Data for the task start

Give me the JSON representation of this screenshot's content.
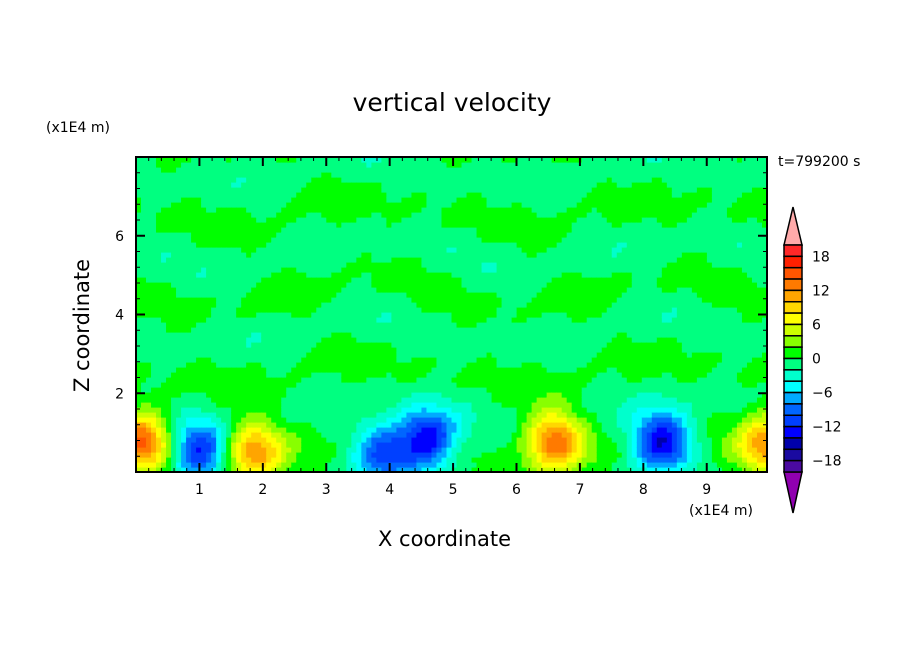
{
  "chart_data": {
    "type": "heatmap",
    "subtype": "filled-contour",
    "title": "vertical velocity",
    "xlabel": "X coordinate",
    "ylabel": "Z coordinate",
    "x_unit": "(x1E4 m)",
    "y_unit": "(x1E4 m)",
    "time_label": "t=799200 s",
    "xlim": [
      0,
      9.95
    ],
    "ylim": [
      0,
      8
    ],
    "x_ticks": [
      "1",
      "2",
      "3",
      "4",
      "5",
      "6",
      "7",
      "8",
      "9"
    ],
    "y_ticks": [
      "2",
      "4",
      "6"
    ],
    "extrema": [
      {
        "x": 0.1,
        "z": 0.8,
        "value": 14
      },
      {
        "x": 1.0,
        "z": 0.5,
        "value": -12
      },
      {
        "x": 1.85,
        "z": 0.55,
        "value": 12
      },
      {
        "x": 3.9,
        "z": 0.5,
        "value": -10
      },
      {
        "x": 4.6,
        "z": 0.85,
        "value": -14
      },
      {
        "x": 6.6,
        "z": 0.8,
        "value": 14
      },
      {
        "x": 8.3,
        "z": 0.8,
        "value": -14
      },
      {
        "x": 9.95,
        "z": 0.8,
        "value": 12
      }
    ],
    "colorbar": {
      "levels_min": -20,
      "levels_max": 20,
      "interval": 2,
      "tick_labels": [
        "18",
        "12",
        "6",
        "0",
        "-6",
        "-12",
        "-18"
      ],
      "tick_values": [
        18,
        12,
        6,
        0,
        -6,
        -12,
        -18
      ],
      "colors_top_to_bottom": [
        "#ff2828",
        "#ff2000",
        "#ff5500",
        "#ff7a00",
        "#ffa500",
        "#ffd700",
        "#ffff00",
        "#ccff00",
        "#88ff00",
        "#00ff00",
        "#00ff80",
        "#00ffcc",
        "#00ffff",
        "#00aaff",
        "#0066ff",
        "#0040ff",
        "#0000ff",
        "#0000aa",
        "#1a0aa0",
        "#4b0aa0"
      ],
      "over_color": "#ffaaaa",
      "under_color": "#9000b0"
    }
  }
}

Data for the task end

Problem description ▸ Scan the material line by line and report each one that contains "coordinate".

Reply ▸
    "xlabel": "X coordinate",
    "ylabel": "Z coordinate",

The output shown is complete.